• _Brief_:
Find each line containing the string "privée". Copy it.
══ Information given
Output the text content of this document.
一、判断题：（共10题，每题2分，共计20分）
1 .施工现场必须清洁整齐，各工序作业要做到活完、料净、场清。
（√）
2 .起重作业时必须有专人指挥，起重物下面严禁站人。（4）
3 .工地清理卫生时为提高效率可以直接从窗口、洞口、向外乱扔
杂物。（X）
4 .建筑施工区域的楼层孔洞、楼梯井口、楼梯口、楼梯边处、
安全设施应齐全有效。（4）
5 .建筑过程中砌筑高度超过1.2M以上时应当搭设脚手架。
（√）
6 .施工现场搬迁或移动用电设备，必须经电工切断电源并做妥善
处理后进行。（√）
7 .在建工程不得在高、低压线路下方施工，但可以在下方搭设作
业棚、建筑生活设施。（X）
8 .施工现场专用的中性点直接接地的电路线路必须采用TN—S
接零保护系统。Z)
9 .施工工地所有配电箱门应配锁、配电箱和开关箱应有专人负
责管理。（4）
════
══ Information given
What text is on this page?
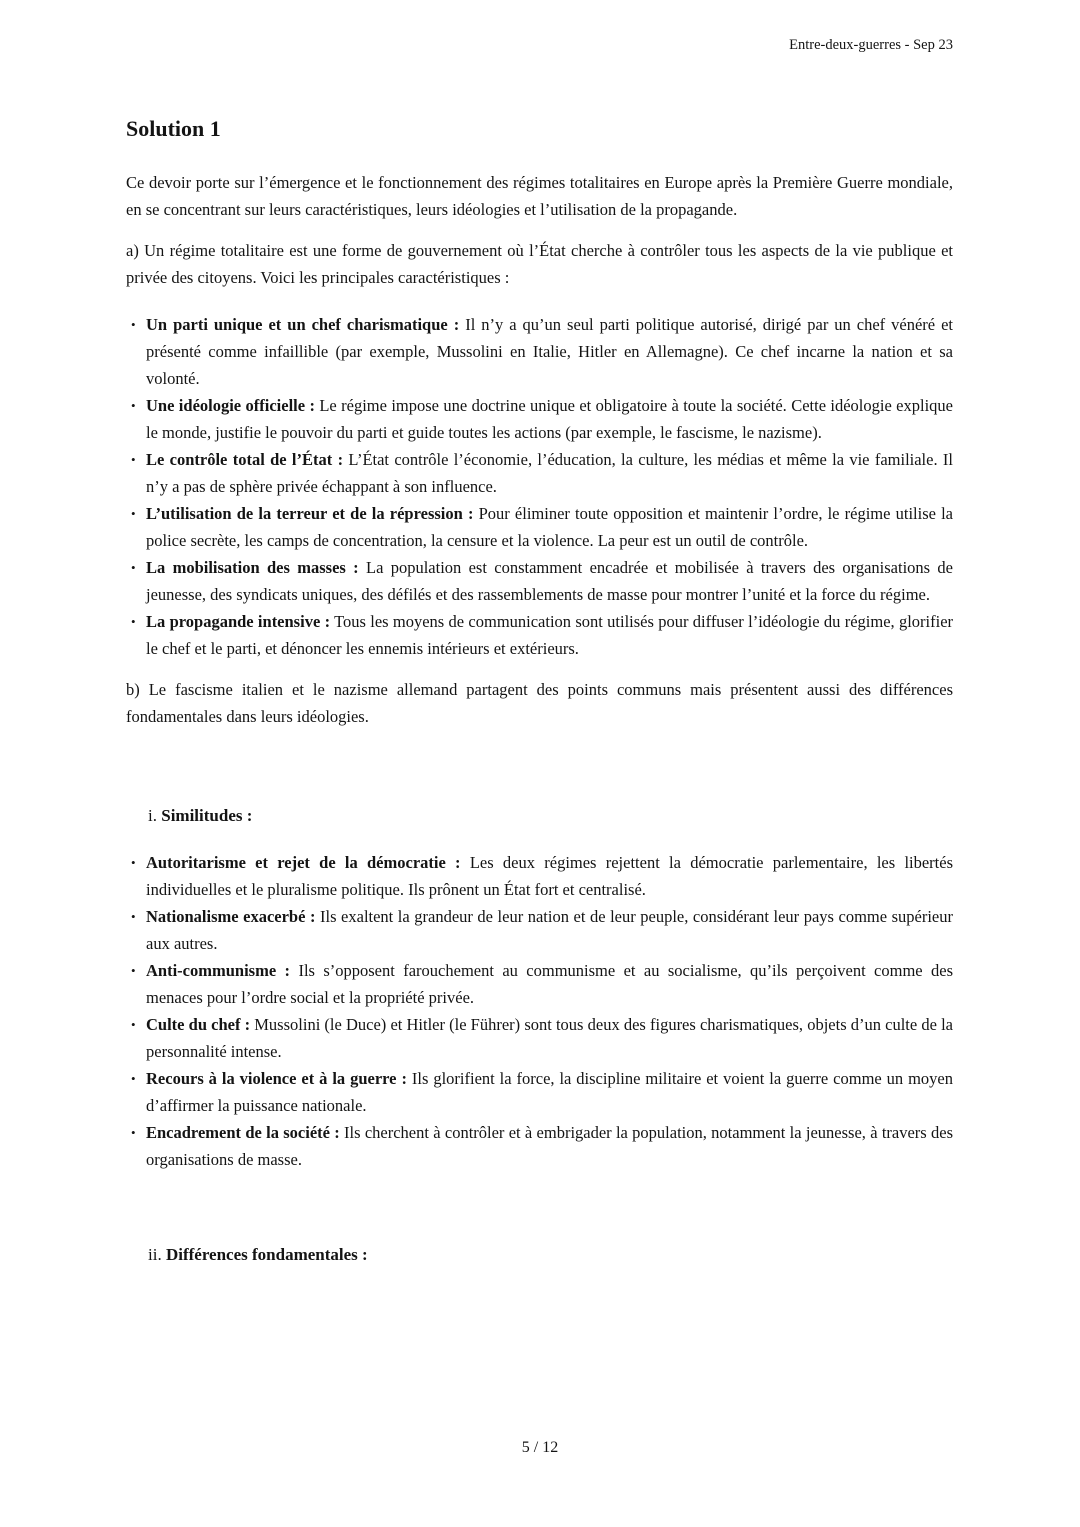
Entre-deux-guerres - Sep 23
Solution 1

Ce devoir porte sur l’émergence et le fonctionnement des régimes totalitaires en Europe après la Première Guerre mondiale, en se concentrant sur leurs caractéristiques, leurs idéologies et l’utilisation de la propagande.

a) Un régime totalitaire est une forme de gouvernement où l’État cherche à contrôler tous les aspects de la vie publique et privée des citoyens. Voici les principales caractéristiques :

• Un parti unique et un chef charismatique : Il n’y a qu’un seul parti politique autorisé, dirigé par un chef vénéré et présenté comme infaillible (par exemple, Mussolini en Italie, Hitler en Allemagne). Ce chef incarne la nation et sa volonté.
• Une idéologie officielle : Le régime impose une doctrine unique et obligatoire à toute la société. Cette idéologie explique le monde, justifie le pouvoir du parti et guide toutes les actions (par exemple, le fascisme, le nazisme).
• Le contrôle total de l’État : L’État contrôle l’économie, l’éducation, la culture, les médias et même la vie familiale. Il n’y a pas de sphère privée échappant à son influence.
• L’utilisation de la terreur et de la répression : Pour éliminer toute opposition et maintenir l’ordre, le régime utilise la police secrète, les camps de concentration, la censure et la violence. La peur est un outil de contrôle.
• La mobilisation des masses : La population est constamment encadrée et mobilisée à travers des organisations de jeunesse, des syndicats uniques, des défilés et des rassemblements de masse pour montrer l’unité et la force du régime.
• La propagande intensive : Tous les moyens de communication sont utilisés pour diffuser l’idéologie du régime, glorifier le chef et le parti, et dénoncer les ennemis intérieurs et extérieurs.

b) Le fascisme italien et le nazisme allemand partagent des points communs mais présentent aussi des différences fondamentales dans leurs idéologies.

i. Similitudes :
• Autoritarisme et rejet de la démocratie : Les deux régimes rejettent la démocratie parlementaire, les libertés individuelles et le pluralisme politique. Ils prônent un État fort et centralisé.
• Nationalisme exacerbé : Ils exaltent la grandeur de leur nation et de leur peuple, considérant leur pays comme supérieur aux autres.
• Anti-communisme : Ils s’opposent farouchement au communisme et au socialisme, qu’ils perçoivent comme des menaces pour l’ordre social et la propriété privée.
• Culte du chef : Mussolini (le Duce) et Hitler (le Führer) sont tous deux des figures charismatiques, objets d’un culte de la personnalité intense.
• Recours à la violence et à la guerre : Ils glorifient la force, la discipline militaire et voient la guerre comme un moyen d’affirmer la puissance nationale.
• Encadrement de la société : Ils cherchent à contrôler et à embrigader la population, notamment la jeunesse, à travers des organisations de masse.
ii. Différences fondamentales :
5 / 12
════
══ Information given
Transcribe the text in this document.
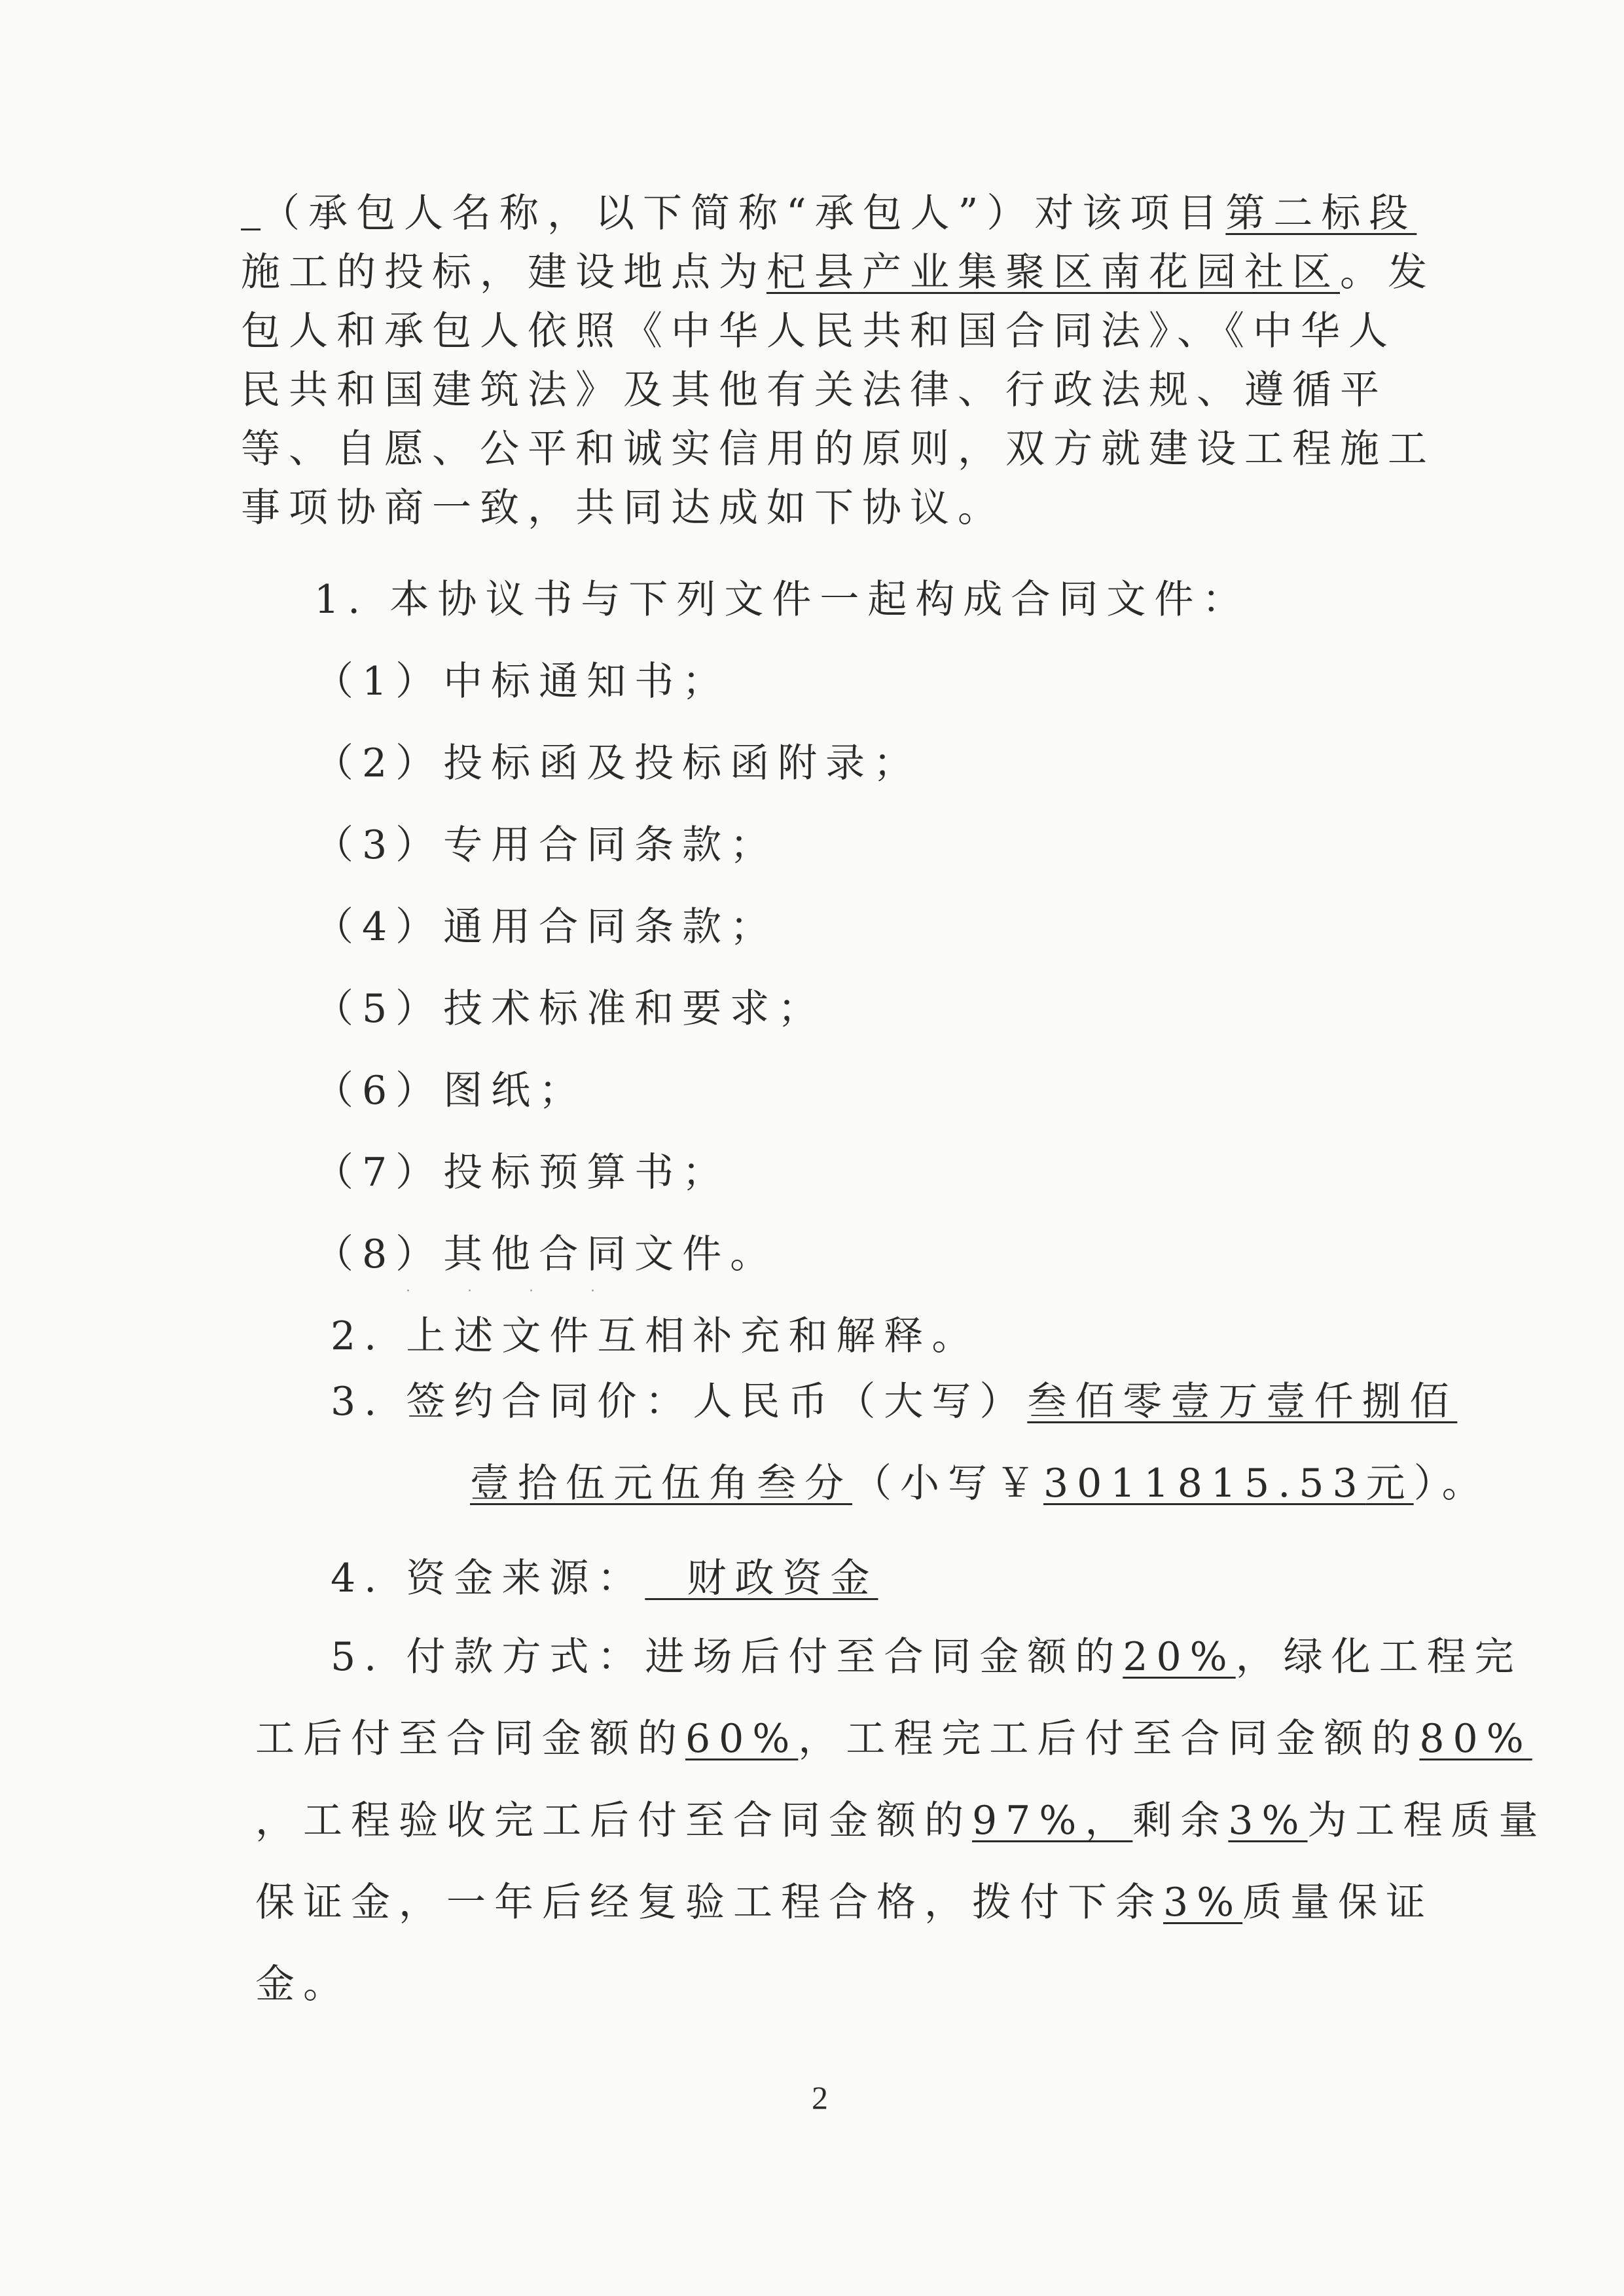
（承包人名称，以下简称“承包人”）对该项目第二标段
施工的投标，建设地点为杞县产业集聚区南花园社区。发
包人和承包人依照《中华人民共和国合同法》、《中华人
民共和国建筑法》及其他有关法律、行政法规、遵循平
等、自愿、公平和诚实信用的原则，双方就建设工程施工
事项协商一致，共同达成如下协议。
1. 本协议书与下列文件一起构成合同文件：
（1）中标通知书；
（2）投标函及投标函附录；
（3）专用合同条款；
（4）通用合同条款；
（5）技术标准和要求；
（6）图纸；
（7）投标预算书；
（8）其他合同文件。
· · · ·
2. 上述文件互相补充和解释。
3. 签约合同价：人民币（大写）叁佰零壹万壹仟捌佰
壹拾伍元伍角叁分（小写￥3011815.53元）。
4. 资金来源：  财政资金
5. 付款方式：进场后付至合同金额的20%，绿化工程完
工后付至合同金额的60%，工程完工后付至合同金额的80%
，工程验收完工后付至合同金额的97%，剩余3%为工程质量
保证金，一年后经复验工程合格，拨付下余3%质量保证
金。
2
════
• _Solution to this problem_:
a) Un régime totalitaire est une forme de gouvernement où l’État cherche à contrôler tous les aspects de la vie publique et privée des citoyens. Voici les principales caractéristiques :
• Le contrôle total de l’État : L’État contrôle l’économie, l’éducation, la culture, les médias et même la vie familiale. Il n’y a pas de sphère privée échappant à son influence.
• Anti-communisme : Ils s’opposent farouchement au communisme et au socialisme, qu’ils perçoivent comme des menaces pour l’ordre social et la propriété privée.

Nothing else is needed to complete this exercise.